--- start of Entries shown ---
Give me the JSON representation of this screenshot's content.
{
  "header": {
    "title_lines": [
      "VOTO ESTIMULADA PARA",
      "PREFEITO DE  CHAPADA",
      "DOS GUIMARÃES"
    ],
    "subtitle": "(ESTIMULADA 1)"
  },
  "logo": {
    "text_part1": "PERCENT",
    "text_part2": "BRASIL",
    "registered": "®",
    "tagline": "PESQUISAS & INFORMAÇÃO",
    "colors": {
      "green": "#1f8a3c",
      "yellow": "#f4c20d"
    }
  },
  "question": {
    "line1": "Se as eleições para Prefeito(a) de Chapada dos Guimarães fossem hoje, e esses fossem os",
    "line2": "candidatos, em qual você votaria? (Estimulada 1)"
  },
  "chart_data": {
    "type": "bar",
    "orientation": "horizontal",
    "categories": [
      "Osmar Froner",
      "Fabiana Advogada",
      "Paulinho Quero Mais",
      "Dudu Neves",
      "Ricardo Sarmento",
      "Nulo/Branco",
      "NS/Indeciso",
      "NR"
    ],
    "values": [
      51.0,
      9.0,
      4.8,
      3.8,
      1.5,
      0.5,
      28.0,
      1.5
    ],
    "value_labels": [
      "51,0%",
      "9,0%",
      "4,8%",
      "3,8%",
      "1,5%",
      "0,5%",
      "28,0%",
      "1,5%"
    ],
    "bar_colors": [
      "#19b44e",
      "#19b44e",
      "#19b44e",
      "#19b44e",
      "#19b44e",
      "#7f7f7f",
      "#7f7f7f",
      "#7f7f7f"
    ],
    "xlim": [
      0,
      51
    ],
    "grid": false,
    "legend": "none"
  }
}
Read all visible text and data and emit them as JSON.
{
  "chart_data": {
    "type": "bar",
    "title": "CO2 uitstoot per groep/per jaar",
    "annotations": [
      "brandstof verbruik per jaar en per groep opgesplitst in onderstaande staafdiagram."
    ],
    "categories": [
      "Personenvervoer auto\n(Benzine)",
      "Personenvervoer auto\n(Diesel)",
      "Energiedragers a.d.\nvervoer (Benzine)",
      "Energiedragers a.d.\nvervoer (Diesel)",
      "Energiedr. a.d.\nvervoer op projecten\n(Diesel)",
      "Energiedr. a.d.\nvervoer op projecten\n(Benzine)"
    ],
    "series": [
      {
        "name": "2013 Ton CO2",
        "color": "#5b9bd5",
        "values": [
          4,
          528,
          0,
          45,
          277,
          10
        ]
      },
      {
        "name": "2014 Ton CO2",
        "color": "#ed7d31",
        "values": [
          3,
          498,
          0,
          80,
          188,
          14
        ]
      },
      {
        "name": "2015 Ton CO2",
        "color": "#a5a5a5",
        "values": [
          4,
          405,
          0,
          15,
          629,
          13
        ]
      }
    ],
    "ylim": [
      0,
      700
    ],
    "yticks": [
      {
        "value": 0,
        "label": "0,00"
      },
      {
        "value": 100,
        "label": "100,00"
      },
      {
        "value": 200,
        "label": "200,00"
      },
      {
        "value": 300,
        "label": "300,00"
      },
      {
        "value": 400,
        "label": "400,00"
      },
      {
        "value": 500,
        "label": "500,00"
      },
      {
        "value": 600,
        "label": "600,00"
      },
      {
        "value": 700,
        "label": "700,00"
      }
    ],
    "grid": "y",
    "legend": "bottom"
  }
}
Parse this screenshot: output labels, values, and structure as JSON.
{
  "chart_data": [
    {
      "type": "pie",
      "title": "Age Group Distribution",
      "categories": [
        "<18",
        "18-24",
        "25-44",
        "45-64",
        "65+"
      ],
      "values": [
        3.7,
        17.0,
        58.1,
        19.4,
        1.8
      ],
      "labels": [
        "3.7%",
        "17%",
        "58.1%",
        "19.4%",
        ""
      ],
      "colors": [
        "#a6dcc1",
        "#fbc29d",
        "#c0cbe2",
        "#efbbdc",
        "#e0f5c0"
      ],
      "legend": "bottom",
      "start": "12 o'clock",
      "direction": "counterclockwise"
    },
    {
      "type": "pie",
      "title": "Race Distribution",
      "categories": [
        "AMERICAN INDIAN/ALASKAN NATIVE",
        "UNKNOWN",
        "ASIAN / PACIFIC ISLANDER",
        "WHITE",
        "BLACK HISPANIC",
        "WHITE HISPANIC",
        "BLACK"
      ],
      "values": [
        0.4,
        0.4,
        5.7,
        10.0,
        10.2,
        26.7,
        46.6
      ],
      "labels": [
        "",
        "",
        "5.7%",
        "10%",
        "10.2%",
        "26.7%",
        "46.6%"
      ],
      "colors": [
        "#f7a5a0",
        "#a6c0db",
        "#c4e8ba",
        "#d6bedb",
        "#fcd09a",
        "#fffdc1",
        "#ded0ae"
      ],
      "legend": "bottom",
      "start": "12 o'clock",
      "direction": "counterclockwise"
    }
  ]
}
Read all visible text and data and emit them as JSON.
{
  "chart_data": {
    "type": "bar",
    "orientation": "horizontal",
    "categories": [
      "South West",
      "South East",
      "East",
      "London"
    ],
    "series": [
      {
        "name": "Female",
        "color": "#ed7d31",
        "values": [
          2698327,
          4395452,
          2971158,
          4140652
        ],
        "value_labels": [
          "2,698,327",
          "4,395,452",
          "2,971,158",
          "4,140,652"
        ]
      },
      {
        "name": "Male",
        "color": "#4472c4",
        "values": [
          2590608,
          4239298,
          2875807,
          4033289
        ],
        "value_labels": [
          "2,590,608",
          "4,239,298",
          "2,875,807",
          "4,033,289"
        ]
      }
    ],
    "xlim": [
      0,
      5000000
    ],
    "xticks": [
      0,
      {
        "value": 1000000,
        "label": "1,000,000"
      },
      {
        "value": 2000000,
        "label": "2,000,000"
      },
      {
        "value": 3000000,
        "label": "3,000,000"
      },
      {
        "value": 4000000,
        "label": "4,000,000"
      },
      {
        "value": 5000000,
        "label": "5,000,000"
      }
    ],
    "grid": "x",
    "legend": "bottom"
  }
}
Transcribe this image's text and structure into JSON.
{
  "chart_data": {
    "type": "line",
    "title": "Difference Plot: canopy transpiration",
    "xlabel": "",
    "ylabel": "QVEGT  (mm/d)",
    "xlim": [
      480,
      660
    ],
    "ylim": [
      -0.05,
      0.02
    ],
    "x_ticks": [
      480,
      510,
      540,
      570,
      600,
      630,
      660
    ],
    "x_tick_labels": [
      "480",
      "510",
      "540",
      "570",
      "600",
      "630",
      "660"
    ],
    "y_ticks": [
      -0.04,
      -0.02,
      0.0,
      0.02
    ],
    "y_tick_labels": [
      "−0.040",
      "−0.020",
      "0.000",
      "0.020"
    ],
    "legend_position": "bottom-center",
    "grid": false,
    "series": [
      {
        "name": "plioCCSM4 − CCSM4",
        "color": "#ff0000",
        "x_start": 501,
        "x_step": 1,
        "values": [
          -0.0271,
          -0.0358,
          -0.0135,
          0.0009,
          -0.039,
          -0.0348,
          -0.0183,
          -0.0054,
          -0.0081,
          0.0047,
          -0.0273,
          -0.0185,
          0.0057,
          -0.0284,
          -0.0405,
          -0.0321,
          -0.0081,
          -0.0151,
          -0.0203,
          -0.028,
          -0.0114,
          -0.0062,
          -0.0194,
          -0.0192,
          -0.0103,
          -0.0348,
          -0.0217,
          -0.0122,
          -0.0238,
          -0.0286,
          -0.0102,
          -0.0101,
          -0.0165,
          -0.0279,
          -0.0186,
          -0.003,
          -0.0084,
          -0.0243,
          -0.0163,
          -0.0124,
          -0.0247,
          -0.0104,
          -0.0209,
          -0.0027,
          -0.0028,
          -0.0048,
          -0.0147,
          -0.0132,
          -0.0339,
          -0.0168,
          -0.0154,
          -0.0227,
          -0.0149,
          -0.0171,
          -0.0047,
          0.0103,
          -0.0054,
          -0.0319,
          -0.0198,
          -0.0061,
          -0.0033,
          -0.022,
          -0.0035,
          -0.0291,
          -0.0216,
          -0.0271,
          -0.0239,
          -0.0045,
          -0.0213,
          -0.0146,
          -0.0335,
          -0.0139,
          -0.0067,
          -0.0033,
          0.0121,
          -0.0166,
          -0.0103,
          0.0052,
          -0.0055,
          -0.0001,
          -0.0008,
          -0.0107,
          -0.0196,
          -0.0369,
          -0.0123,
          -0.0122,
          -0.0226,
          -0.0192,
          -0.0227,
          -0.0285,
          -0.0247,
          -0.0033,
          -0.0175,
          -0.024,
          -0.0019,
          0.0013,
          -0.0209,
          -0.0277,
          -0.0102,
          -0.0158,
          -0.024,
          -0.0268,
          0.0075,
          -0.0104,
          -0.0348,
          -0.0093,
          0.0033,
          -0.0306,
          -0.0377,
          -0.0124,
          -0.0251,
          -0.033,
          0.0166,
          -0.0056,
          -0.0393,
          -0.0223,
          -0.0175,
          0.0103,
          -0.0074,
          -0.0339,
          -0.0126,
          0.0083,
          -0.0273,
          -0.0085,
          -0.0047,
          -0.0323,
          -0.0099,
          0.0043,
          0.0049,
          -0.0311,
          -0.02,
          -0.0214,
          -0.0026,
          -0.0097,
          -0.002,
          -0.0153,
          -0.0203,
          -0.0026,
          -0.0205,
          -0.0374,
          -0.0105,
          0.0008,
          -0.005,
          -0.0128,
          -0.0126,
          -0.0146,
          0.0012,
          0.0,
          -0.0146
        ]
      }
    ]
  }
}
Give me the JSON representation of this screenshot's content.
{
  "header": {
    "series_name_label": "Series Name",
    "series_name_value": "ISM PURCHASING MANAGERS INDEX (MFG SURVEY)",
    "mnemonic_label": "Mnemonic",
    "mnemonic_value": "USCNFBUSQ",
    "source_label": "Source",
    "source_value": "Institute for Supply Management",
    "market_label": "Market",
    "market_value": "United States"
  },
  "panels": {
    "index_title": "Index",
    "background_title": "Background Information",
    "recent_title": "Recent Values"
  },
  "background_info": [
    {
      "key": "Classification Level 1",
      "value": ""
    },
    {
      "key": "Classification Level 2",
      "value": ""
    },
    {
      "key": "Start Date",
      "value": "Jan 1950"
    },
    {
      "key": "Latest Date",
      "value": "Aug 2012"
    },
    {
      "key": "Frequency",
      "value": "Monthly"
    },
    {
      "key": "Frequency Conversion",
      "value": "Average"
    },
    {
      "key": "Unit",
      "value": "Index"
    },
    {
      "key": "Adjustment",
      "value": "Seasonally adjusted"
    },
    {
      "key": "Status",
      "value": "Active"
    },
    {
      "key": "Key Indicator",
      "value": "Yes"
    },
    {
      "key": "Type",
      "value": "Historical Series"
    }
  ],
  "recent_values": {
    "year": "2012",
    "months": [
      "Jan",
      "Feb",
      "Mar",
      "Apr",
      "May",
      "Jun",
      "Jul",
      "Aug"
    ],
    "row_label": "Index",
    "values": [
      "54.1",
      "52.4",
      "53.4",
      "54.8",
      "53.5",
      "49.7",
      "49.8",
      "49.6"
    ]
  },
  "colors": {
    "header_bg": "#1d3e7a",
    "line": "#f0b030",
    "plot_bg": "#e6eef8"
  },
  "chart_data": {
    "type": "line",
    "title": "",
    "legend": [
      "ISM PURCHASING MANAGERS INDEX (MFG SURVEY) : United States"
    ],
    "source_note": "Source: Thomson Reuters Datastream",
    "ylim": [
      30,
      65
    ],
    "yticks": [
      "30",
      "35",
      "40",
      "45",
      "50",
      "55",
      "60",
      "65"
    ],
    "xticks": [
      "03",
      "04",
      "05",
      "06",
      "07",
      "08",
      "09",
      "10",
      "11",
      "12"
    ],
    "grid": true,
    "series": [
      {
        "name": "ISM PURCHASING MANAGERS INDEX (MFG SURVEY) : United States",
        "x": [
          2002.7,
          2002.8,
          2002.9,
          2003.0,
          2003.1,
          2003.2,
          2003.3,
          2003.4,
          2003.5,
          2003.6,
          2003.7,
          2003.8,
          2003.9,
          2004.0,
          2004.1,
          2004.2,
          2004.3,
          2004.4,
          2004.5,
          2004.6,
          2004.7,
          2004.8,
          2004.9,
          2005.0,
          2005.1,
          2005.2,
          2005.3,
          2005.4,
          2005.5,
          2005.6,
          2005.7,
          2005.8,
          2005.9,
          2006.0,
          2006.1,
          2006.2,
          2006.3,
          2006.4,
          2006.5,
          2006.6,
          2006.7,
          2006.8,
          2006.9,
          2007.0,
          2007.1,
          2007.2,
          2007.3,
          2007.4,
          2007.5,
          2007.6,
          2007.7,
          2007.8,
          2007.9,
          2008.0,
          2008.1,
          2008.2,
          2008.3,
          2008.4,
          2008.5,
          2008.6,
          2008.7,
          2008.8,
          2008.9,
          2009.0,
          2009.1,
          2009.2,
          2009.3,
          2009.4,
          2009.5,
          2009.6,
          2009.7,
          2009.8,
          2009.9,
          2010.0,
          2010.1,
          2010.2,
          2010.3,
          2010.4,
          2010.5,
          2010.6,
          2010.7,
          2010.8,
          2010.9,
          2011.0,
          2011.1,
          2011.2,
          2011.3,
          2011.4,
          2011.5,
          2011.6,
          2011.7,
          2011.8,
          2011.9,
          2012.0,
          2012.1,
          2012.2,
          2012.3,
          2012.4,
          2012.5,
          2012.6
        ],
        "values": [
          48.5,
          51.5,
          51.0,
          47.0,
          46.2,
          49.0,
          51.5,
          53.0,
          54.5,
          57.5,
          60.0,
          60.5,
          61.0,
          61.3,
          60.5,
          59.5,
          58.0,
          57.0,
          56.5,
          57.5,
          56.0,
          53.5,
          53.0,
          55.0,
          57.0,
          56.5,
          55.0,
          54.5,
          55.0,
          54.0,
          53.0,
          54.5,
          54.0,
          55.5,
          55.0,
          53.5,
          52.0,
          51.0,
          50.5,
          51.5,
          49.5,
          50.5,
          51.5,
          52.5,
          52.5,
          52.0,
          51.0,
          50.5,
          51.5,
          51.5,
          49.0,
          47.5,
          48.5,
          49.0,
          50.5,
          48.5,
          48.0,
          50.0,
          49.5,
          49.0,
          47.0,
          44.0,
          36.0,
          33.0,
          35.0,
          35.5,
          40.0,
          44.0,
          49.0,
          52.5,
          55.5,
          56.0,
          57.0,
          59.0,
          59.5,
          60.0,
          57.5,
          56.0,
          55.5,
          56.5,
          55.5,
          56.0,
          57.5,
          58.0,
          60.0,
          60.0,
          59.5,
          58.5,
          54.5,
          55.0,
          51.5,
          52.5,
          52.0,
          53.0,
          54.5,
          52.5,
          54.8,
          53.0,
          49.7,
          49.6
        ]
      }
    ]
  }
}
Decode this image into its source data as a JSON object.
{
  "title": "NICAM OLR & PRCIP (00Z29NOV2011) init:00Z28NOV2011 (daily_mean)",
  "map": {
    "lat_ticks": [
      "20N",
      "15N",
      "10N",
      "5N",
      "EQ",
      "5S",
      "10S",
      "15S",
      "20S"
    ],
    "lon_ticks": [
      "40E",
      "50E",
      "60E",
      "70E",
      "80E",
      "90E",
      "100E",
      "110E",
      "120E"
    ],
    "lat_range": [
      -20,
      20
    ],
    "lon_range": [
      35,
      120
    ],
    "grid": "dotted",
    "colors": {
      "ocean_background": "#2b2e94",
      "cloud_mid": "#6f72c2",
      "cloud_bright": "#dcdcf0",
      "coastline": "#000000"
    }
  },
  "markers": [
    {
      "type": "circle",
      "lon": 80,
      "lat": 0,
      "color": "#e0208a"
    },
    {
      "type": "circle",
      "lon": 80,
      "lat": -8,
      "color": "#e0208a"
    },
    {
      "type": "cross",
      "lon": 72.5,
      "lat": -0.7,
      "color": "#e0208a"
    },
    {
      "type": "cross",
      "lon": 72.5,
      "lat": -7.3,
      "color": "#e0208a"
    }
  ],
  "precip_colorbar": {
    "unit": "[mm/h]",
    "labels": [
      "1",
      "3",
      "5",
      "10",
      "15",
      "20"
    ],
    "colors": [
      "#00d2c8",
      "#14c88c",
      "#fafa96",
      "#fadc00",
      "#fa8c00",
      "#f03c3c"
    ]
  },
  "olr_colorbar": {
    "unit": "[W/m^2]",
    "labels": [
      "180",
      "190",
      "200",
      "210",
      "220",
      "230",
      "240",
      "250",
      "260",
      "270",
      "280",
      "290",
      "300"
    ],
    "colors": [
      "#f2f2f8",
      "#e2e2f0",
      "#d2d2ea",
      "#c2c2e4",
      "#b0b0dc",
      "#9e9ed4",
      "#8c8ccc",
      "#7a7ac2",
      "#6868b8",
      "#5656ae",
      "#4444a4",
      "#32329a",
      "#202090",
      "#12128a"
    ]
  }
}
--- end of Entries shown ---
For the data above, state how many lines contain "Level"; the number is the whole answer.

* [Exercise output]
2